--- START OF SELECTED PASSAGE ---
Jazz Means “I Dare You”

Robert Ascroft

Jazz Means “I Dare You”

Robert Ascroft

Wayne Shorter died this month at 89. Although he stopped playing live a few years ago due to health issues, he’d been doing some really fascinating work up until the end, including composing the opera (Iphigenia) in collaboration with Esperanza Spalding — with sets designed by Frank Gehry! He’d also been leading a quartet with pianist Danilo Perez, bassist John Patitucci, and drummer Brian Blade since the turn of the millennium, one of the longest-running bands in jazz.

I had been planning to write about Shorter this month even before he died, to celebrate the tenth anniversary of Without A Net, the live album he and his quartet released in February 2013. Most of it was recorded on tour in Europe in 2011, but one track, “Pegasus,” was from a December 2010 performance at Walt Disney Concert Hall in LA. For that 23-minute piece, the quartet was joined by the five-piece Imani Winds, a group that included flute, French horn, clarinet, oboe, and bassoon.
--- END OF SELECTED PASSAGE ---
• _PROBLEM SET_:
1. According to the piece on Wayne Shorter, in what month and year did his quartet release the live album Without A Net?
2. Carry on the Wayne Shorter piece from its last sentence.
None of the material is needed here.
--- START OF SOURCE MATERIAL ---
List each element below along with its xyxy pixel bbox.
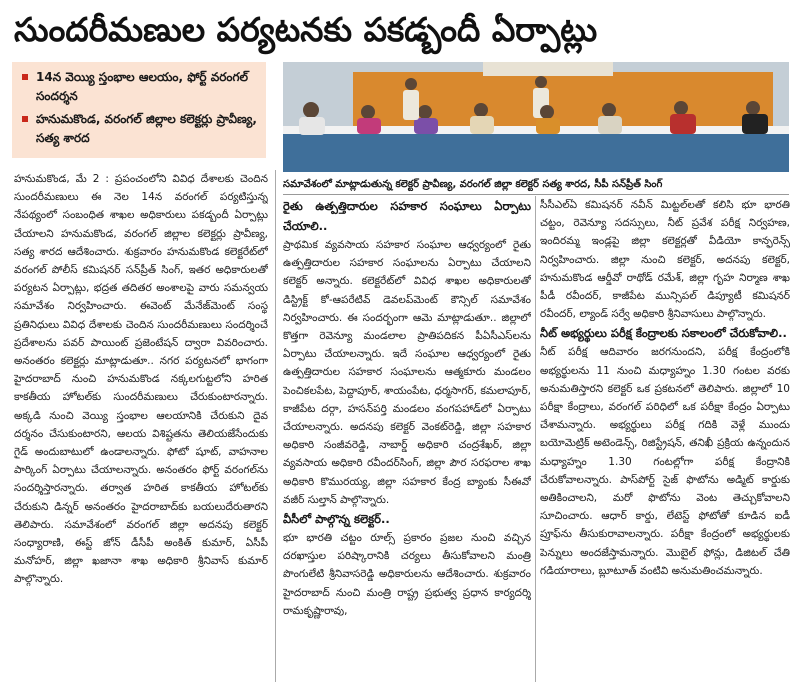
--- END OF SOURCE MATERIAL ---
• _EXPECTED OUTPUTS_:
1. February 2013.

2.
The album marked Shorter’s return to Blue Note, a label he’d last recorded for in 1970, and it pulls from throughout his history and far beyond. It opens with “Orbits,” a piece he’d originally composed for the Miles Davis Quintet (it’s on 1966’s Miles Smiles) and also includes a version of “Plaza Real,” from the 1983 Weather Report album Procession, and “Flying Down To Rio,” a song from a 1933 musical starring Fred Astaire and Ginger Rogers. The band sounds charged-up but extremely attentive to each other at all times, with Perez and Blade bringing the music to one crashing crescendo after another. Shorter’s playing is sharp and biting; he hits upper-register notes on the soprano sax like he’s throwing darts into the audience. And although they pull the songs’ melodies apart, the structure is still there; you can always hang on and trace your way back to where they started.

When Without A Net came out, I interviewed Brian Blade for Blue Note’s website. When I asked him why Shorter seemed to prefer live recordings to studio work, he said his feeling was that “we play so many shows, and the way things progress in the living moment…I guess he perhaps has kind of brought us into his vision, and the way we’ve come to this collective compositional process, perhaps it’s just been his preference, rather than going into the studio.”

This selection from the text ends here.